During a conference call on Wednesday with advocates for the developmentally disabled, Department of Developmental Services Commissioner Elin Howe didn’t have much good news about the potential impact of Governor Baker’s proposed Fiscal Year 2016 budget.

The budget is bad news for DDS accounts, particularly state-operated services.

“These are huge and difficult reductions,” Howe said.

Baker is dealing, of course, with a projected budget shortfall in the coming fiscal year, and it looks as though people with intellectual and developmental disabilities are among those who will pay a price for that shortfall.   Howe said DDS is assuming departmental layoffs will not be necessary if the Legislature accepts Baker’s early retirement proposal for state workers.  If that doesn’t happen, measures such as layoffs may be needed, she said.

Just about every DDS account is being funded lower than what DDS had asked for.  Howe said the governor’s budget required a total of $27 million in reductions from DDS funding requests, but DDS has been able to reduce the hit by $8 million by using some federal revenues as an offset to the total reductions.

As usual, state-operated services may be taking the brunt of the reductions. Howe noted that Baker was proposing a $2.6 million reduction from the DDS request in the state-operated group homes line item.  Under Baker’s budget, the line item would be increased by $5.1 million, from current-year spending (from $209.6 million to $214.7 million).  But that amount is below what DDS considers necessary to maintain current services.

Exactly what the state-run group home line item reduction means is unclear.  Howe said DDS is not projecting “reductions in services to people,” but rather there will be “changes in staffing.” Among other things, DDS has been working to reduce the use of overtime in state-operated group homes, she said.

→ **Exercise instructions**:
A - In the article on the proposed DDS budget, replace "shortfall" with "deficit" throughout the passage starting with "Baker is dealing, of" and going on through "needed, she said.". Write out the revised passage.
B - List every dollar amount mentioned in the article on the proposed DDS budget.
C - Extend the article on the proposed DDS budget past its final sentence.

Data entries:
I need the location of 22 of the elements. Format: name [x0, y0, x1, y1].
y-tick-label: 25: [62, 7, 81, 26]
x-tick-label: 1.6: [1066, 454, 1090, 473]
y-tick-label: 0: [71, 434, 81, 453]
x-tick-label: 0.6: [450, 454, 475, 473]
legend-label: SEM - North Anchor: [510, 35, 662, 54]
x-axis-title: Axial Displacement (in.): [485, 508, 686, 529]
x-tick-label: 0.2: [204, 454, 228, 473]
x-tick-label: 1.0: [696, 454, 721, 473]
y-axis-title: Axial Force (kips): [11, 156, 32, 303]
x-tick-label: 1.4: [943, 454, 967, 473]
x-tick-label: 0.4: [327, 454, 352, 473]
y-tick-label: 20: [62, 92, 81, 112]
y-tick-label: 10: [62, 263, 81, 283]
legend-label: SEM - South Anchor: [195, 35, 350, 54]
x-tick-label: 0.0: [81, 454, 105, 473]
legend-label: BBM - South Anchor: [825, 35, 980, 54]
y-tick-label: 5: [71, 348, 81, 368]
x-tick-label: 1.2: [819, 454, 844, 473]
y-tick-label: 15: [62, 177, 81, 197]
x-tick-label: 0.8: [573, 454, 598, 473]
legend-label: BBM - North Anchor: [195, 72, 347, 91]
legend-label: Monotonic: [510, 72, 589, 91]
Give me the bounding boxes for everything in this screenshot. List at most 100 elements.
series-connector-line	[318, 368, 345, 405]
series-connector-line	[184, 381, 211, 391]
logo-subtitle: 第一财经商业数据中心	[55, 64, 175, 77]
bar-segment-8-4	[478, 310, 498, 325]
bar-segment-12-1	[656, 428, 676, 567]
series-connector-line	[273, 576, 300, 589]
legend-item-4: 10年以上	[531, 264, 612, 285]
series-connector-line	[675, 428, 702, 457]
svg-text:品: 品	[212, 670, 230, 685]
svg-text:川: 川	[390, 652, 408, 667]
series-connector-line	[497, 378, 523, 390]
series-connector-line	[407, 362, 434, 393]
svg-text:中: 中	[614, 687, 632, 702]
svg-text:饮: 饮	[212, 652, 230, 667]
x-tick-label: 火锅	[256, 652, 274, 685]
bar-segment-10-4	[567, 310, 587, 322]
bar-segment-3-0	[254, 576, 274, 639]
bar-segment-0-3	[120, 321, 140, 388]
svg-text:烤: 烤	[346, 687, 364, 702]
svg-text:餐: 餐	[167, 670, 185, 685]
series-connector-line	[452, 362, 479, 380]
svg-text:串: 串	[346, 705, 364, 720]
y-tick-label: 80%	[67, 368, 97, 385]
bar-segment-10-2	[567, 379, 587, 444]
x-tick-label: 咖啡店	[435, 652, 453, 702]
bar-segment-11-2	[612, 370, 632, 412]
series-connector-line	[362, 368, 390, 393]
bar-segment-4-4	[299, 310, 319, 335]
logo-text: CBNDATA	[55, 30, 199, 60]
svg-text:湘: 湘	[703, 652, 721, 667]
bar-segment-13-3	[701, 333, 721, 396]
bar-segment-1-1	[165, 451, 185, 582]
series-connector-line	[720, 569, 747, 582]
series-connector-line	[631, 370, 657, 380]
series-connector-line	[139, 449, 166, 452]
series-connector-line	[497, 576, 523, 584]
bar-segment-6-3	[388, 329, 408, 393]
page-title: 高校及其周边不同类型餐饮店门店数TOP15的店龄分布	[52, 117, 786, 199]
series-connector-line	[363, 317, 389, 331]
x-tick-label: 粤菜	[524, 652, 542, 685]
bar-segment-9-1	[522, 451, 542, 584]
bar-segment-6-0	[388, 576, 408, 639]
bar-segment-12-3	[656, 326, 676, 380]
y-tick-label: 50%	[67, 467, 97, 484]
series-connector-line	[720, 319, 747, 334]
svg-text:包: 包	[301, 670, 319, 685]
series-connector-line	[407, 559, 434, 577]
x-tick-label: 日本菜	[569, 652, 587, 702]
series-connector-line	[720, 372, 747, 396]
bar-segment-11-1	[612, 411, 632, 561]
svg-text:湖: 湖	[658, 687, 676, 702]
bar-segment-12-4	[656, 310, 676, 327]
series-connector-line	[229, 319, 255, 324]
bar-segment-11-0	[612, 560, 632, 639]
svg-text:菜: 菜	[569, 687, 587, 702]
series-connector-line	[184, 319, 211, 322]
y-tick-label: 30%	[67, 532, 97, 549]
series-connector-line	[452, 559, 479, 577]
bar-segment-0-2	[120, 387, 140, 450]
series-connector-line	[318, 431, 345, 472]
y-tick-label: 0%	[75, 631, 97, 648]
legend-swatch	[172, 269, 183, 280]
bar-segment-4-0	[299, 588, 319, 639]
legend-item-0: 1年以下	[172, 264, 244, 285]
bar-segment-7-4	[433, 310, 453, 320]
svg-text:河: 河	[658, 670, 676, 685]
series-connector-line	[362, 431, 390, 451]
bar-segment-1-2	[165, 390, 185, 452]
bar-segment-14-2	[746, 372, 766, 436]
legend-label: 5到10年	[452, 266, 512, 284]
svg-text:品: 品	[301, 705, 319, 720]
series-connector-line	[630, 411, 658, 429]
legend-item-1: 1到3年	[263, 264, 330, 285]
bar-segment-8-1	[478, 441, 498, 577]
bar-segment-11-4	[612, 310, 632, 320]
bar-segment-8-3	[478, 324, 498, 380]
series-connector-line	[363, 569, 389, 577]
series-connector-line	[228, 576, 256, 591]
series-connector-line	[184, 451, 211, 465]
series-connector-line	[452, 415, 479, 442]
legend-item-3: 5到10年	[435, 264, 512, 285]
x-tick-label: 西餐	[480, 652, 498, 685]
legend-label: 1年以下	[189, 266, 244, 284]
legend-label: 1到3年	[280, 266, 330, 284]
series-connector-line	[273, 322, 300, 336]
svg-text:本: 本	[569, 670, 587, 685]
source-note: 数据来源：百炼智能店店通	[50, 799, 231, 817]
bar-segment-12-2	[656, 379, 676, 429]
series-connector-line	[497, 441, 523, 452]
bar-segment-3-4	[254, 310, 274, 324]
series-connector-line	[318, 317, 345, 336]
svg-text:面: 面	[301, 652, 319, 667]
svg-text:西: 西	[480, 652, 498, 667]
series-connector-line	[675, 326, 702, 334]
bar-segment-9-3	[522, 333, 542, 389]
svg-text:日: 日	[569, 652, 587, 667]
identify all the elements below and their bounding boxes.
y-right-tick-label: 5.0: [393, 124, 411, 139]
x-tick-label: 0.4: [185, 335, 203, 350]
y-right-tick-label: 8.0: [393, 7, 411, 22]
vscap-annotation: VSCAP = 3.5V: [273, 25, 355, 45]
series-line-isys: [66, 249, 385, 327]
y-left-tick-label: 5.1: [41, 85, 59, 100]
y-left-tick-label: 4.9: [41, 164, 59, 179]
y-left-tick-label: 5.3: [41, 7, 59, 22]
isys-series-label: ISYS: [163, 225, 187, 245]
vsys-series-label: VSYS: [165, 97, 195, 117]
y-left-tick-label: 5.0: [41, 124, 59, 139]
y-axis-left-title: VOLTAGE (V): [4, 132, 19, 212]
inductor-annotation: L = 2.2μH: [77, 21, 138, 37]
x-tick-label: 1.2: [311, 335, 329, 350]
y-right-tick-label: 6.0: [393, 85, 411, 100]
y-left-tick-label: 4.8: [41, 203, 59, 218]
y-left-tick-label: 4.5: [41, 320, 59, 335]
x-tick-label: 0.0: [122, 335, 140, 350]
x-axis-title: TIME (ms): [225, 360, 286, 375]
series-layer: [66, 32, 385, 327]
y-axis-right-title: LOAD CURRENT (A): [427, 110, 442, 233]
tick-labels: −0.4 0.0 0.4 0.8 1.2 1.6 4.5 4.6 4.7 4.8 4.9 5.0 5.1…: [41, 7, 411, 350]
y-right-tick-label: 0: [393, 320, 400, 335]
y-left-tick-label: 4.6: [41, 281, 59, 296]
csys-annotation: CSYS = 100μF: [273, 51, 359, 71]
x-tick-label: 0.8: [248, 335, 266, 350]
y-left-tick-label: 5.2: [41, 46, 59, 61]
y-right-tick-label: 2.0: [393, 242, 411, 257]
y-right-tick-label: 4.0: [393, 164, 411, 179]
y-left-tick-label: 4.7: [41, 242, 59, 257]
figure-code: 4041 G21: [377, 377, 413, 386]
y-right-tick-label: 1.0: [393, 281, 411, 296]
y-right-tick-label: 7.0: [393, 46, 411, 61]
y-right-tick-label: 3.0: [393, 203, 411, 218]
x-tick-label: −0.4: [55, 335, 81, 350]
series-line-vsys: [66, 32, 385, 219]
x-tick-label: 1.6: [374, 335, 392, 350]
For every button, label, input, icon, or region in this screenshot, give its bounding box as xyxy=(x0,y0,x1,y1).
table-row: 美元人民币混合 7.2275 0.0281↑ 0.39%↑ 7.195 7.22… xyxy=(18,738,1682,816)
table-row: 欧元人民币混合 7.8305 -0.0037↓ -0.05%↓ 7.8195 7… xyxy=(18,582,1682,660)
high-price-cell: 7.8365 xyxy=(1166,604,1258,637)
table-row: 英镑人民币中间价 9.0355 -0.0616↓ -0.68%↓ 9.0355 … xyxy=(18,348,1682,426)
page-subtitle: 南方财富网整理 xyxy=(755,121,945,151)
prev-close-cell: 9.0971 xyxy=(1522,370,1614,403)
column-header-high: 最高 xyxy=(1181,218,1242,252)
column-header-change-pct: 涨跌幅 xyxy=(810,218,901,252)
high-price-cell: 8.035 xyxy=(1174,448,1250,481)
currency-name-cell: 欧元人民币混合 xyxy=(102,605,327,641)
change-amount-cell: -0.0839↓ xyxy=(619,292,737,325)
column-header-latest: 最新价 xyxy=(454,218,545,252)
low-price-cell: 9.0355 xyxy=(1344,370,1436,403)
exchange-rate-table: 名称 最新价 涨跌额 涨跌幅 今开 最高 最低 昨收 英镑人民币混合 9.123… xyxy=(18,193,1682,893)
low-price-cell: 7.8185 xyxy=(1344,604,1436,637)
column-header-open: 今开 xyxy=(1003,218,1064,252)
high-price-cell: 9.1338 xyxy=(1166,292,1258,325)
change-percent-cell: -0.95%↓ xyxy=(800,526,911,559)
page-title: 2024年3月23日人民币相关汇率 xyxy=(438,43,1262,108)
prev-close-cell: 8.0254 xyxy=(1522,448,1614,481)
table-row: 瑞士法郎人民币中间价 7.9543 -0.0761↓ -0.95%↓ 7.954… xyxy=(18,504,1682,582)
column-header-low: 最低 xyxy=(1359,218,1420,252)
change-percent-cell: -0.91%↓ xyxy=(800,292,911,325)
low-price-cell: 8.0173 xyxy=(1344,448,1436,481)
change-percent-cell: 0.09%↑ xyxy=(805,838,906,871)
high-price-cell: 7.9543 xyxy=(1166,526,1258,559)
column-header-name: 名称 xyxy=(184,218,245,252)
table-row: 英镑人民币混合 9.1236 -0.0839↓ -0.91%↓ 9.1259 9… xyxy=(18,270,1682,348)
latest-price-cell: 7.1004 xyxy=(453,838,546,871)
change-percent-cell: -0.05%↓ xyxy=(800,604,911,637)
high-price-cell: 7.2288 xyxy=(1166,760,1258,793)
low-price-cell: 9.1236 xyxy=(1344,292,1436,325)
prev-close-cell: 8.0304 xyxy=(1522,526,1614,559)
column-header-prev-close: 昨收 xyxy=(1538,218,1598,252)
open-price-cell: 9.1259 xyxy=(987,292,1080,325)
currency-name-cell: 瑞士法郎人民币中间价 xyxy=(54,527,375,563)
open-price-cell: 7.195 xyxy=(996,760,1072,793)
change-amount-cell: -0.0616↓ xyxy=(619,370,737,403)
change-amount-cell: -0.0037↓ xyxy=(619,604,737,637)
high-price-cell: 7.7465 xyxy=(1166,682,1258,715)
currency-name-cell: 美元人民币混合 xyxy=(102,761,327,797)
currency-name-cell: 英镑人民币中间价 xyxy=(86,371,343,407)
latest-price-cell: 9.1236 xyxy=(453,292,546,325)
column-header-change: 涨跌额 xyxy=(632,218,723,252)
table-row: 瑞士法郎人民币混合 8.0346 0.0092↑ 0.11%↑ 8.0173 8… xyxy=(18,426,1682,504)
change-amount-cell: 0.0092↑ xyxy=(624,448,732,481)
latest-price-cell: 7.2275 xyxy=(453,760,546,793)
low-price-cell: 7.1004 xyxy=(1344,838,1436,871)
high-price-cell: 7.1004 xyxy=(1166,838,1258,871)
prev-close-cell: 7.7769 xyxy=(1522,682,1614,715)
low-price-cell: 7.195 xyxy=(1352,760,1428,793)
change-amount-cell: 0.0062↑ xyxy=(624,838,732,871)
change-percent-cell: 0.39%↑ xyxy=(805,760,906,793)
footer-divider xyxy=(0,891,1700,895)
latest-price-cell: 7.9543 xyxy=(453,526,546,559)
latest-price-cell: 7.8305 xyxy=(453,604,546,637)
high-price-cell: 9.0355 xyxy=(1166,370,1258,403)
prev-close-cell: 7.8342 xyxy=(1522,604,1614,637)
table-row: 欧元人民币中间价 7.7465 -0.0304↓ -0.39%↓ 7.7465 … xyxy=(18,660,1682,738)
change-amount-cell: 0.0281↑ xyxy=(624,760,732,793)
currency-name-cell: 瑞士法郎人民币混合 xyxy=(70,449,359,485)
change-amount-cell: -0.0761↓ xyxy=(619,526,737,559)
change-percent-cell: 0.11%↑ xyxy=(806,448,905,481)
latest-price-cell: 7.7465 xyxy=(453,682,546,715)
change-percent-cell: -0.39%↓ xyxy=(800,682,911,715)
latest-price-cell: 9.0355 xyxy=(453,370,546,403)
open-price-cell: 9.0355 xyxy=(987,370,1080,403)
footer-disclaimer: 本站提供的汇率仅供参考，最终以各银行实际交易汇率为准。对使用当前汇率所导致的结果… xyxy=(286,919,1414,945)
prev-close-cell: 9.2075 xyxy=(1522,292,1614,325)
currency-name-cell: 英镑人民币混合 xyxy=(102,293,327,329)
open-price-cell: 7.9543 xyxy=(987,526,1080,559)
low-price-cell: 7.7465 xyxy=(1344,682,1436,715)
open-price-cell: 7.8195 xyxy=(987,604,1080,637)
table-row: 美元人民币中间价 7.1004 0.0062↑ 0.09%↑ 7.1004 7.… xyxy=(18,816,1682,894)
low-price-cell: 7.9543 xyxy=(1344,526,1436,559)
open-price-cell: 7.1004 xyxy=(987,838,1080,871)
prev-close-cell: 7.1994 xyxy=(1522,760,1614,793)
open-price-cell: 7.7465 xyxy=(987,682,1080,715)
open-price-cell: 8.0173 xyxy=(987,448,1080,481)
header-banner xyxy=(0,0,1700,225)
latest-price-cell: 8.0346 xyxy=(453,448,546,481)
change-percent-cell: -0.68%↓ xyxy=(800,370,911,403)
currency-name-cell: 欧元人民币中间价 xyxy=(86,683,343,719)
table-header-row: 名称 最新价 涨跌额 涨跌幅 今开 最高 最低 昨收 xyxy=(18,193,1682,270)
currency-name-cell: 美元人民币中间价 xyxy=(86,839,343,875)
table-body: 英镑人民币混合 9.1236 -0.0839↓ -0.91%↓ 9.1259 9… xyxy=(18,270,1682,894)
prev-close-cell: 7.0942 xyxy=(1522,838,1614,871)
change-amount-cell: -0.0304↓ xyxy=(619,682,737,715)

→ **Results of the tasks**:
A -
Baker is dealing, of course, with a projected budget deficit in the coming fiscal year, and it looks as though people with intellectual and developmental disabilities are among those who will pay a price for that deficit.   Howe said DDS is assuming departmental layoffs will not be necessary if the Legislature accepts Baker’s early retirement proposal for state workers.  If that doesn’t happen, measures such as layoffs may be needed, she said.

B - $27 million, $8 million, $2.6 million, $5.1 million, $209.6 million, $214.7 million

C -
In January, we sent a letter to Kristen Lepore, Baker’s new secretary of administration and finance, asking that the new administration consider making the funding of state-operated care for the developmentally disabled a priority. For too long, as we noted, state government has been divesting itself of its responsibility to provide care for the most vulnerable of its citizens, and has failed to adequately monitor and control the handover of human services to state-funded corporate providers.

Baker’s first budget does not appear to address that situation.

In addition to the shortfall in funding for state-operated care, Howe said the state-run developmental centers line item would be funded under the governor’s budget at $2 million less than what DDS was requesting.  This account would be cut from the level of spending in the current fiscal year as well, under Baker’s budget.

In addition, DDS service coordinators, Howe said, were being funded at a level $1.8 million below what DDS had requested.  The DDS administrative line item, which funds the service coordinators, would be increased under Baker’s budget, but not by enough to maintain current services.

Corporate provider-run care does not come through unscathed in the governor’s budget, but the overall imbalance in funding between state and provider-operated care will remain.

Funding to DDS corporate residential providers rose past the $1 billion mark for the first time in the current fiscal year.  In fiscal 2014, then Governor Patrick and the Legislature increased the provider line item by more than $140 million –or more than 16 percent—in FY 2015 dollars.  At the same time, both the former governor’s and the legislative budgets either cut or provided much more meager increases for most other DDS line items.

The provider residential account subsequently received a supplemental budget increase in the current fiscal year of $44.7 million, even as both Baker and his predecessor, Patrick, were cutting spending across the board to deal with a projected current-year budget deficit.

Baker has proposed another $33.6 million increase in the provider residential line item for fiscal 2016, but DDS and the providers apparently wanted $4 million more than that.

Among the other DDS line items:

  • Baker has proposed an increase in funding for the day program line item that is $9.7 million lower than what DDS wanted. The line item would be increased by $2.8 million under  Baker’s budget proposal.
  • Respite and Family Supports would be funded at a level $5 million below DDS’s request. Under Baker’s budget, the line item would be increased by $7.4 million, but this line item has been continually underfunded in recent years.  It was cut in the current year by $2.5 million in light of the projected budget deficit.
  • The transportation line item would receive a $3.5 million increase under Baker’s budget, but that increase was $3 million below what DDS wanted.
  • The Autism and Turning 22 accounts would be level-funded, which amounts to a cut when adjusted for inflation.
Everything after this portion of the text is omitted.